Instructions to follow: Copy each line of the data below with the word "text".

Records supplied:

::::

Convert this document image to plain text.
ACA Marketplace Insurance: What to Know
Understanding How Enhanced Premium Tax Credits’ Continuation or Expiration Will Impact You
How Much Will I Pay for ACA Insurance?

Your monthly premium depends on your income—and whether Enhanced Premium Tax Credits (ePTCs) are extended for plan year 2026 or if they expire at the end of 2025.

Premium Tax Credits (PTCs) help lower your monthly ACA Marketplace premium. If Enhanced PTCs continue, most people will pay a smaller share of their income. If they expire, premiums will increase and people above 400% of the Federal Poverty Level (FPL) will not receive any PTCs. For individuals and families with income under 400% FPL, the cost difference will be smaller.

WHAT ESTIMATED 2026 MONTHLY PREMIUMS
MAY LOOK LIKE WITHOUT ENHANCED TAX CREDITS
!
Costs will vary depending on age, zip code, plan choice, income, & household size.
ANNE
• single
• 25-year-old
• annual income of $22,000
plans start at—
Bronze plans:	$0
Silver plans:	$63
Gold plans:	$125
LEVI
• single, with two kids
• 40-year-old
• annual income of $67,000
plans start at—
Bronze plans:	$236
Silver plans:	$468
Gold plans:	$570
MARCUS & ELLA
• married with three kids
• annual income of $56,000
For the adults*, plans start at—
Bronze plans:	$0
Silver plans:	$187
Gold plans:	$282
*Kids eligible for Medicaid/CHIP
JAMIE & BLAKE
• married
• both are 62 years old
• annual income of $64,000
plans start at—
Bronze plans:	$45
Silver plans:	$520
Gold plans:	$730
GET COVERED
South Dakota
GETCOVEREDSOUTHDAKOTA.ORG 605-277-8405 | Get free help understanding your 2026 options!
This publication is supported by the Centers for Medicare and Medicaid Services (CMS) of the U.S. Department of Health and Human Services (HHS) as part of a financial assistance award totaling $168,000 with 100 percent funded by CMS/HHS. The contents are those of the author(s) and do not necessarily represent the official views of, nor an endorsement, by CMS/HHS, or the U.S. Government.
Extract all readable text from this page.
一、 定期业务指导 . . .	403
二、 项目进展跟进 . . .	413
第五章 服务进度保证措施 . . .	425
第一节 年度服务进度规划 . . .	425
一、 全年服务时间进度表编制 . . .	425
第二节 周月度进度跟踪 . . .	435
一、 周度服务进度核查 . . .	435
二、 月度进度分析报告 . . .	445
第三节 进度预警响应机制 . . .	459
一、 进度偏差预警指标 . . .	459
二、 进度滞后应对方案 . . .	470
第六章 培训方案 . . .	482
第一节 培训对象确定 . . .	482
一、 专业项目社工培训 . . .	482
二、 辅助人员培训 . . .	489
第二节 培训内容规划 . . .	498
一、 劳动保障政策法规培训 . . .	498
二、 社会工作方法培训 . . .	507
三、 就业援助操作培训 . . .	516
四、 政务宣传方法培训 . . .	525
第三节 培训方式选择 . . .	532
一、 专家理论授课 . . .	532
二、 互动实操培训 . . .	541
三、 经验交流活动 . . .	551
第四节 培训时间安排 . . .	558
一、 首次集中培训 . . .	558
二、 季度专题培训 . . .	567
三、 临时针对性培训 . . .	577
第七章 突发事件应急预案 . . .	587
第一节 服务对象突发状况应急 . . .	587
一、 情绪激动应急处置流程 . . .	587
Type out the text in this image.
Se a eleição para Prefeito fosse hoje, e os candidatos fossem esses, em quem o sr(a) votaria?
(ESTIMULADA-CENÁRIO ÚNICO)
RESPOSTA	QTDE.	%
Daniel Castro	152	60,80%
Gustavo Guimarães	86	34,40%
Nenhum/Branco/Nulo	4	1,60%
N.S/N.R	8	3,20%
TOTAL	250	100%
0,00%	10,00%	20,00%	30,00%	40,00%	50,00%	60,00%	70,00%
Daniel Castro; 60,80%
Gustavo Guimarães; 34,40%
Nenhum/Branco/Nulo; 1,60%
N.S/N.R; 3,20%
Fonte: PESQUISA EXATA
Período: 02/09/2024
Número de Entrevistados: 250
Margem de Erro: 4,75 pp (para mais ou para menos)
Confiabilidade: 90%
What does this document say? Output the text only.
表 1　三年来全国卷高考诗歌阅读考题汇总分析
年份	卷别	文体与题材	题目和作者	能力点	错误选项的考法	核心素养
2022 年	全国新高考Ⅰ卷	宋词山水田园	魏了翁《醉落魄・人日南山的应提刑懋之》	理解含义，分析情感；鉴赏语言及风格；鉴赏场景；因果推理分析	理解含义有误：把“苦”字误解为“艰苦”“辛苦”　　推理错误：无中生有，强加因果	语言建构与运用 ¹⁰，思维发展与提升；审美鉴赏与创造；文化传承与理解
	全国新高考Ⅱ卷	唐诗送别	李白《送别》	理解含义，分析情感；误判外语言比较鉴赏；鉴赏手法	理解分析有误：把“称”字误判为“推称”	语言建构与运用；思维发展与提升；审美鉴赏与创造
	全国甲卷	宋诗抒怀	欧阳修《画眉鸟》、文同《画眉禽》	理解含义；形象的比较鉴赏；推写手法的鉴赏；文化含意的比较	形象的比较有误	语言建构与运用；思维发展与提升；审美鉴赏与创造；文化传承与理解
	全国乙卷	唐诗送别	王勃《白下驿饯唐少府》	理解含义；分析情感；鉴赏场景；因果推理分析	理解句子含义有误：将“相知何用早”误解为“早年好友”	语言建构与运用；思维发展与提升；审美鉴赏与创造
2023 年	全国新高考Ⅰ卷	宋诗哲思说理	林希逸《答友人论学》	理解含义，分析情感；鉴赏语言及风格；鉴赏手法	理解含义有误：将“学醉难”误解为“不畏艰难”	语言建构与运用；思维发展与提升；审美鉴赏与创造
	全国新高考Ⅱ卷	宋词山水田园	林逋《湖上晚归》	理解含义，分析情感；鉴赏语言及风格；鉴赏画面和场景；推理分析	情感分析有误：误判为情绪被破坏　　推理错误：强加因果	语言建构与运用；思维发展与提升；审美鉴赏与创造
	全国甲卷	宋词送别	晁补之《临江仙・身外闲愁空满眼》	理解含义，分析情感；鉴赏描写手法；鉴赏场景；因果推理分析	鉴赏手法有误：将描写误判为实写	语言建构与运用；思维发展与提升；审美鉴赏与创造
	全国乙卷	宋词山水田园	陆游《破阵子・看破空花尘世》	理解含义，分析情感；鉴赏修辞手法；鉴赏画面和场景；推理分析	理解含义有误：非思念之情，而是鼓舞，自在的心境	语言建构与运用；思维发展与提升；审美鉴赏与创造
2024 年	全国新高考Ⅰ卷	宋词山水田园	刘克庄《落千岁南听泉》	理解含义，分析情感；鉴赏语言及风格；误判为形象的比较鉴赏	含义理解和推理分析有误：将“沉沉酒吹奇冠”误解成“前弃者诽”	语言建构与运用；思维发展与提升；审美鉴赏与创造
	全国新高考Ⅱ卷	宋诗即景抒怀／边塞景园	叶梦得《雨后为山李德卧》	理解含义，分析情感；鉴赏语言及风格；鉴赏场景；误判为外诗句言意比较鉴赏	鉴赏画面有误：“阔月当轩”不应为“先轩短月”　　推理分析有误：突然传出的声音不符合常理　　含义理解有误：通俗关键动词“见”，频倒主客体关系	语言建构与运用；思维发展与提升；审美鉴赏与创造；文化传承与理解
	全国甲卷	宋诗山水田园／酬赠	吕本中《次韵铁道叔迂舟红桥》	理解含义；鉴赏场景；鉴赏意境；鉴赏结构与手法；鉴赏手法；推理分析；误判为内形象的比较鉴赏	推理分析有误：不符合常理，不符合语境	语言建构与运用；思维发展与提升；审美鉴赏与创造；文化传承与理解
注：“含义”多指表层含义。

::::

Worked answer:
Convert this document image to plain text.
Extract all readable text from this page.
Type out the text in this image.
What does this document say? Output the text only.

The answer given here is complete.